REQUIRED ACTION ▸ For the entries that follow, produce an exact copy with no pictures in it.

[Figure content listings]
▶

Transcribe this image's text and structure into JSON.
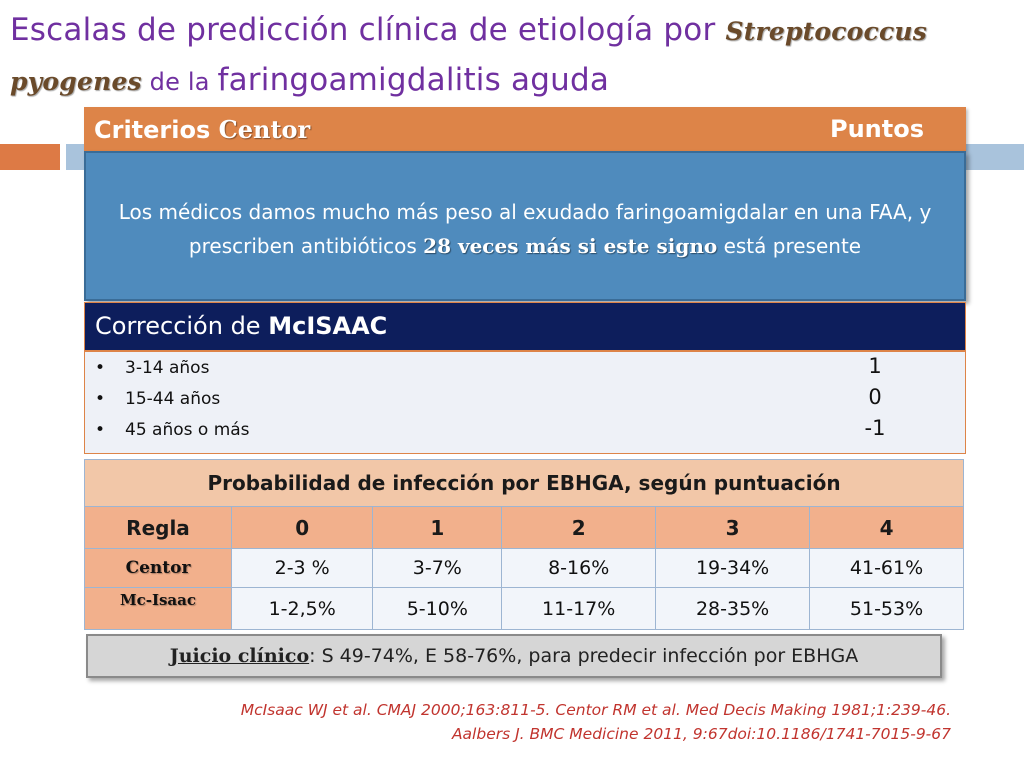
{
  "title": {
    "part1": "Escalas de predicción clínica  de etiología por ",
    "organism_genus": "Streptococcus",
    "organism_species": "pyogenes",
    "part2": " de la ",
    "part3": "faringoamigdalitis aguda"
  },
  "centor": {
    "label_prefix": "Criterios ",
    "label_bold": "Centor",
    "points_label": "Puntos"
  },
  "callout": {
    "text_before": "Los médicos damos mucho más peso al exudado faringoamigdalar en una FAA, y prescriben antibióticos ",
    "text_bold": "28 veces más si este signo",
    "text_after": " está presente"
  },
  "mcisaac": {
    "title_prefix": "Corrección  de ",
    "title_bold": "McISAAC",
    "items": [
      {
        "bullet": "•",
        "label": "3-14 años",
        "value": "1"
      },
      {
        "bullet": "•",
        "label": "15-44 años",
        "value": "0"
      },
      {
        "bullet": "•",
        "label": "45 años o más",
        "value": "-1"
      }
    ]
  },
  "probability_table": {
    "title": "Probabilidad de infección por EBHGA, según puntuación",
    "headers": [
      "Regla",
      "0",
      "1",
      "2",
      "3",
      "4"
    ],
    "rows": [
      {
        "rule": "Centor",
        "values": [
          "2-3 %",
          "3-7%",
          "8-16%",
          "19-34%",
          "41-61%"
        ]
      },
      {
        "rule": "Mc-Isaac",
        "values": [
          "1-2,5%",
          "5-10%",
          "11-17%",
          "28-35%",
          "51-53%"
        ]
      }
    ]
  },
  "juicio": {
    "label": "Juicio clínico",
    "sep": ":",
    "text": " S 49-74%, E 58-76%, para predecir infección por EBHGA"
  },
  "references": {
    "line1": "McIsaac WJ et al. CMAJ 2000;163:811-5. Centor RM et al. Med Decis Making 1981;1:239-46.",
    "line2": "Aalbers J. BMC Medicine 2011, 9:67doi:10.1186/1741-7015-9-67"
  },
  "colors": {
    "title": "#7030a0",
    "orange": "#dd8448",
    "blue_callout": "#4f8bbd",
    "navy": "#0d1e5c",
    "reference_red": "#c1342e"
  }
}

◀

EXERCISE RESPONSE ▸
Transcribe this image's text and structure into JSON.
{
  "title": {
    "part1": "Escalas de predicción clínica  de etiología por ",
    "organism_genus": "Streptococcus",
    "organism_species": "pyogenes",
    "part2": " de la ",
    "part3": "faringoamigdalitis aguda"
  },
  "centor": {
    "label_prefix": "Criterios ",
    "label_bold": "Centor",
    "points_label": "Puntos"
  },
  "callout": {
    "text_before": "Los médicos damos mucho más peso al exudado faringoamigdalar en una FAA, y prescriben antibióticos ",
    "text_bold": "28 veces más si este signo",
    "text_after": " está presente"
  },
  "mcisaac": {
    "title_prefix": "Corrección  de ",
    "title_bold": "McISAAC",
    "items": [
      {
        "bullet": "•",
        "label": "3-14 años",
        "value": "1"
      },
      {
        "bullet": "•",
        "label": "15-44 años",
        "value": "0"
      },
      {
        "bullet": "•",
        "label": "45 años o más",
        "value": "-1"
      }
    ]
  },
  "probability_table": {
    "title": "Probabilidad de infección por EBHGA, según puntuación",
    "headers": [
      "Regla",
      "0",
      "1",
      "2",
      "3",
      "4"
    ],
    "rows": [
      {
        "rule": "Centor",
        "values": [
          "2-3 %",
          "3-7%",
          "8-16%",
          "19-34%",
          "41-61%"
        ]
      },
      {
        "rule": "Mc-Isaac",
        "values": [
          "1-2,5%",
          "5-10%",
          "11-17%",
          "28-35%",
          "51-53%"
        ]
      }
    ]
  },
  "juicio": {
    "label": "Juicio clínico",
    "sep": ":",
    "text": " S 49-74%, E 58-76%, para predecir infección por EBHGA"
  },
  "references": {
    "line1": "McIsaac WJ et al. CMAJ 2000;163:811-5. Centor RM et al. Med Decis Making 1981;1:239-46.",
    "line2": "Aalbers J. BMC Medicine 2011, 9:67doi:10.1186/1741-7015-9-67"
  },
  "colors": {
    "title": "#7030a0",
    "orange": "#dd8448",
    "blue_callout": "#4f8bbd",
    "navy": "#0d1e5c",
    "reference_red": "#c1342e"
  }
}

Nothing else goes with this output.